_Problem statement_: Report how many lines include the word "ylabel", and nothing besides that number.

::::::::

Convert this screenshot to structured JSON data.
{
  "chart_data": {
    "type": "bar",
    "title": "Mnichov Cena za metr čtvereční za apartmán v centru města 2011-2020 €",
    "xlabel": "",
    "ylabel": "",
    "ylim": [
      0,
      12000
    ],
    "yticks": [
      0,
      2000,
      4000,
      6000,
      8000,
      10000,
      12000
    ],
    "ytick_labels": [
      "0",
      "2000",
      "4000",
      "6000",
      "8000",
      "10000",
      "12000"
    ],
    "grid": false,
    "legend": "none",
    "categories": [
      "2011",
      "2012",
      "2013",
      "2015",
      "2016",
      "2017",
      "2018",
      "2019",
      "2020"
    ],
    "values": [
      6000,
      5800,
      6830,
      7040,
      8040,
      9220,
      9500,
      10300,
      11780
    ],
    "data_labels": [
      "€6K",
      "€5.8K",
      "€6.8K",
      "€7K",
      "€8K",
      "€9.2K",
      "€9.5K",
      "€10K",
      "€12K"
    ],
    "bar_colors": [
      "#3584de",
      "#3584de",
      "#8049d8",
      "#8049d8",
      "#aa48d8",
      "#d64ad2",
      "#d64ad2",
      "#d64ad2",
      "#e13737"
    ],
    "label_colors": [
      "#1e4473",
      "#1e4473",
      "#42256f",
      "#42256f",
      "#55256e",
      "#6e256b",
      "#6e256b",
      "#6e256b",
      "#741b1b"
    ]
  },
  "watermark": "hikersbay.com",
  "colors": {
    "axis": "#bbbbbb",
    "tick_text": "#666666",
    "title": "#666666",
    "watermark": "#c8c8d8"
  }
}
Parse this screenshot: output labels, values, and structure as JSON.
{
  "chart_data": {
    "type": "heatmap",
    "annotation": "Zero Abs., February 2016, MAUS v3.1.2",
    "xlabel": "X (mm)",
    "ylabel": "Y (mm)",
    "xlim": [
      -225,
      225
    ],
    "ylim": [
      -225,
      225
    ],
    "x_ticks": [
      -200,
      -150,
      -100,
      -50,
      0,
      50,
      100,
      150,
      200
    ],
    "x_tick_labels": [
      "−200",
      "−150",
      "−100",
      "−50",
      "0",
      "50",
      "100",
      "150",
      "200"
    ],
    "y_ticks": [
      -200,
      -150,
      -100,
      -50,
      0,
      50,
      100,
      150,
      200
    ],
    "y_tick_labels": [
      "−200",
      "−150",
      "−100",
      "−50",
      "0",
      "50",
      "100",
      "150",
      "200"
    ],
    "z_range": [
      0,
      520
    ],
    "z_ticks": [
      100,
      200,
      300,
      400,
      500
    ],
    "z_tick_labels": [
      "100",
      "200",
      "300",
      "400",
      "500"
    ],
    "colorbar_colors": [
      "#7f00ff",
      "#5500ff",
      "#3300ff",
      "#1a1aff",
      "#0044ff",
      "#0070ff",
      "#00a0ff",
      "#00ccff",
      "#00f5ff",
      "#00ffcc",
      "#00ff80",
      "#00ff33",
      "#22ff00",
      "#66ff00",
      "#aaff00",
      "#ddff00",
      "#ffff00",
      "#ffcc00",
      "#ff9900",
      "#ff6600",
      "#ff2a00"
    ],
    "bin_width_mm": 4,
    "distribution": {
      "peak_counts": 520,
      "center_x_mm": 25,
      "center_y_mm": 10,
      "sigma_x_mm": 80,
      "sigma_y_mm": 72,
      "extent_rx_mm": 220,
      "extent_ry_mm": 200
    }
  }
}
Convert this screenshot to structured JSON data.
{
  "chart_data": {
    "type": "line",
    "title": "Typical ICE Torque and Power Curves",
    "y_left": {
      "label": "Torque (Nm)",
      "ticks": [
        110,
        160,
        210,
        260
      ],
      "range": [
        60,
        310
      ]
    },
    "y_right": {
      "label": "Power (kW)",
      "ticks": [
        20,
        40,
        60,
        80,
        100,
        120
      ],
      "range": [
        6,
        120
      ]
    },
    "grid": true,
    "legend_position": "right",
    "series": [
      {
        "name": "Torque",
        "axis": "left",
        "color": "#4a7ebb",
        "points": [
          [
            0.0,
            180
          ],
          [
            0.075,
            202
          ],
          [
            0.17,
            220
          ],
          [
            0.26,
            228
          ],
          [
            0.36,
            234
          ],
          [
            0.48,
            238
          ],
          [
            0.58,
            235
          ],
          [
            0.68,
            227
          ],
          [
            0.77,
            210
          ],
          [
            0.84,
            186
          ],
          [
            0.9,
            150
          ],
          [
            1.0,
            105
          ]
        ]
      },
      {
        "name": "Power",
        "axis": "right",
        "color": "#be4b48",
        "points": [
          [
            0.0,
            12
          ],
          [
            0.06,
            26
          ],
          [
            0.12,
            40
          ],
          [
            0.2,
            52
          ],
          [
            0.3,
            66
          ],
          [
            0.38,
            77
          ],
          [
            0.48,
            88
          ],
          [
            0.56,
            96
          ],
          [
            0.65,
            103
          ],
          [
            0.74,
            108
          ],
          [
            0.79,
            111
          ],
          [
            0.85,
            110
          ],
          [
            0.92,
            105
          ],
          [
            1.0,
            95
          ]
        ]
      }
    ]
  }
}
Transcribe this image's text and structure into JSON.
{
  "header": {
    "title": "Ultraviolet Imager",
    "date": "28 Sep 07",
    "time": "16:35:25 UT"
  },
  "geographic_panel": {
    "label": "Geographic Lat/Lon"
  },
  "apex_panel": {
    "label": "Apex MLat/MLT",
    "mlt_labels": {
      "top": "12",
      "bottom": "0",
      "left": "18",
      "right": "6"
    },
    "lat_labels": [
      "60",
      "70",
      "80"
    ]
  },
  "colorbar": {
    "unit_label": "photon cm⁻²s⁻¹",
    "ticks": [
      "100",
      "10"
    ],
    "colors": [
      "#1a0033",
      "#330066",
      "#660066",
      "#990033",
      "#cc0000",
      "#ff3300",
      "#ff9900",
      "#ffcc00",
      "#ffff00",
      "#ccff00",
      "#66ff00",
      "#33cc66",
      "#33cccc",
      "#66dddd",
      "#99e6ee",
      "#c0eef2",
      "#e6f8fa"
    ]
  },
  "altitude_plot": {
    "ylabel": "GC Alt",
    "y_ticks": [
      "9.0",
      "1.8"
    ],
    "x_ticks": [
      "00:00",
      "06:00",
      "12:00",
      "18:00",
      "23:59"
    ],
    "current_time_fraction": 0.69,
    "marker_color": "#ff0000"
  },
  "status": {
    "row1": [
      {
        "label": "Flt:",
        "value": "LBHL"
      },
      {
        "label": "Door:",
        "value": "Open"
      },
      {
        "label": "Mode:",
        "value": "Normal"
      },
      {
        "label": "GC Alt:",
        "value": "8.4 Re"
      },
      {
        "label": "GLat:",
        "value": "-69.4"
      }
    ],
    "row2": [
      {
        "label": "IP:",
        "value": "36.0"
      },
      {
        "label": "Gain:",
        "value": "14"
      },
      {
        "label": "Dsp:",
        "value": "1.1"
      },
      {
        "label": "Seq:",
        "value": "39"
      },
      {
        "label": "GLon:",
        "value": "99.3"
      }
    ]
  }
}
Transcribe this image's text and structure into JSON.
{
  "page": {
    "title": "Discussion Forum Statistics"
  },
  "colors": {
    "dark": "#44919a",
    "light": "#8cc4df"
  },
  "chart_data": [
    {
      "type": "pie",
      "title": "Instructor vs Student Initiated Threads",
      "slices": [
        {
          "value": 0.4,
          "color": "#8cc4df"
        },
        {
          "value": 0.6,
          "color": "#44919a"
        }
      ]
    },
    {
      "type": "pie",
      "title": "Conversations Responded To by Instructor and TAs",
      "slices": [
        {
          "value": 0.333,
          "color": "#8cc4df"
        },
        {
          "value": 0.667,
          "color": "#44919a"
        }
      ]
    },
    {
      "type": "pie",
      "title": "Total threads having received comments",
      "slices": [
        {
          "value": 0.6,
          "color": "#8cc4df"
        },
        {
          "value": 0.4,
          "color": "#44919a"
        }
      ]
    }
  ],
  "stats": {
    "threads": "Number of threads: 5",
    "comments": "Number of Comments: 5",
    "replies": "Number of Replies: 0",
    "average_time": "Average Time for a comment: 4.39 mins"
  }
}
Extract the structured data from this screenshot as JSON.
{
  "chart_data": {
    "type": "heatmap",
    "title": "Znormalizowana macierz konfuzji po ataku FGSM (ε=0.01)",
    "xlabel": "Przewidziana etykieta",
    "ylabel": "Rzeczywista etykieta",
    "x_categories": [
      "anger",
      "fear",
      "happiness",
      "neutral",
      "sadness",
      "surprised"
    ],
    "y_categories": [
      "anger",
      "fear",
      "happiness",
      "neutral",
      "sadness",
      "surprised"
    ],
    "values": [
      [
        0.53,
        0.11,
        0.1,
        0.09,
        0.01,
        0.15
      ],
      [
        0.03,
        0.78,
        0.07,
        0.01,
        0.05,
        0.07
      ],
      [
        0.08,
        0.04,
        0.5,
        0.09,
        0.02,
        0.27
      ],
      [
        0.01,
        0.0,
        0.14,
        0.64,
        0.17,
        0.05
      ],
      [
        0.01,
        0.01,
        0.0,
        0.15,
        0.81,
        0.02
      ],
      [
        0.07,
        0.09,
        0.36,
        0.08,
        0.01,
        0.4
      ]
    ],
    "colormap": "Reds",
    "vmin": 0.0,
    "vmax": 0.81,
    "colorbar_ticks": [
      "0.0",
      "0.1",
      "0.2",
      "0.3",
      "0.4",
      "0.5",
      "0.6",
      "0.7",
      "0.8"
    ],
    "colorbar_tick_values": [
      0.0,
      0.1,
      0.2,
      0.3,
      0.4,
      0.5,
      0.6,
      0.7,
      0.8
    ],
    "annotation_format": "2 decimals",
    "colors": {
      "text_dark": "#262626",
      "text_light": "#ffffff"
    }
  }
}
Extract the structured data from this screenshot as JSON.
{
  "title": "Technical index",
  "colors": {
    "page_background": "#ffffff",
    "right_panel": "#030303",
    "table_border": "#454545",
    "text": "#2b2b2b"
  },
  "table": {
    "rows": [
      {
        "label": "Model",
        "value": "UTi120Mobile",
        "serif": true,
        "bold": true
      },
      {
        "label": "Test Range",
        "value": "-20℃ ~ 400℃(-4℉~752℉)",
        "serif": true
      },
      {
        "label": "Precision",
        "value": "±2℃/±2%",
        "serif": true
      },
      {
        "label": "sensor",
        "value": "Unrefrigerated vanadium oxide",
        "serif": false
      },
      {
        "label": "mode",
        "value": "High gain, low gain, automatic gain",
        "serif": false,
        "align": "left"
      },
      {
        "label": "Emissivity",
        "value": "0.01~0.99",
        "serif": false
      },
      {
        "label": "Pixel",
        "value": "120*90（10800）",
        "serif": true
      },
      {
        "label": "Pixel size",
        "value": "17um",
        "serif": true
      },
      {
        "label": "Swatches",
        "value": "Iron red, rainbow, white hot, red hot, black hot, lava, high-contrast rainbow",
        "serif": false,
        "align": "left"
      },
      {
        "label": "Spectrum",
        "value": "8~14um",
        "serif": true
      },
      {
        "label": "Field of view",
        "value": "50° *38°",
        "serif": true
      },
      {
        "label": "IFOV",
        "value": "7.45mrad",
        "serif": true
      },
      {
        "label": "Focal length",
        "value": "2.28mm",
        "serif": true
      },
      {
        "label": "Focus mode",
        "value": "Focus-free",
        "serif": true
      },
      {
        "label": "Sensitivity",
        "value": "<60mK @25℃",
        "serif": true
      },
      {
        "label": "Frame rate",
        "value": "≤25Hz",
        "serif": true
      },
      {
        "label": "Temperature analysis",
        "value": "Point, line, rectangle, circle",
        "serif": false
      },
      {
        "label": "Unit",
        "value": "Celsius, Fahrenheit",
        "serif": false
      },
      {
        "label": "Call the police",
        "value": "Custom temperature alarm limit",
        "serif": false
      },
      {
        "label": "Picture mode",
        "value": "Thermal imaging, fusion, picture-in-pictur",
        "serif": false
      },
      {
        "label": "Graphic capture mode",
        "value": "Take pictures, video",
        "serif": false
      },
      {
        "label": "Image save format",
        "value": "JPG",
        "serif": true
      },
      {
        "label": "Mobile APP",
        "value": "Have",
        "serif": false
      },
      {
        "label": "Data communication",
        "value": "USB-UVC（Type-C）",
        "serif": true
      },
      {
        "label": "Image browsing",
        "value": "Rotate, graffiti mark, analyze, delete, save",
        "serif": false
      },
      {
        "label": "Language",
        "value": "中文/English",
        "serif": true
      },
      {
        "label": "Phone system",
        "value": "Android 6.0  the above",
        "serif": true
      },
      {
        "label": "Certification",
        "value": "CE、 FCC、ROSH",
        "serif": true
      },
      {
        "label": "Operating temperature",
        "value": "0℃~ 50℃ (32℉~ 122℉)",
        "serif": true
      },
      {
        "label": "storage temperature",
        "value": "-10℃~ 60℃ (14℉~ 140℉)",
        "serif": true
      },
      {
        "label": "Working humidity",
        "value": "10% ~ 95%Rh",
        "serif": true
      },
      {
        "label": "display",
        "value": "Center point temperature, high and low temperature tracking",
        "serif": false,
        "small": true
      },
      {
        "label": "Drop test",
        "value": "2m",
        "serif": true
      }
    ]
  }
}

::::::::

_Solution to this task_: 4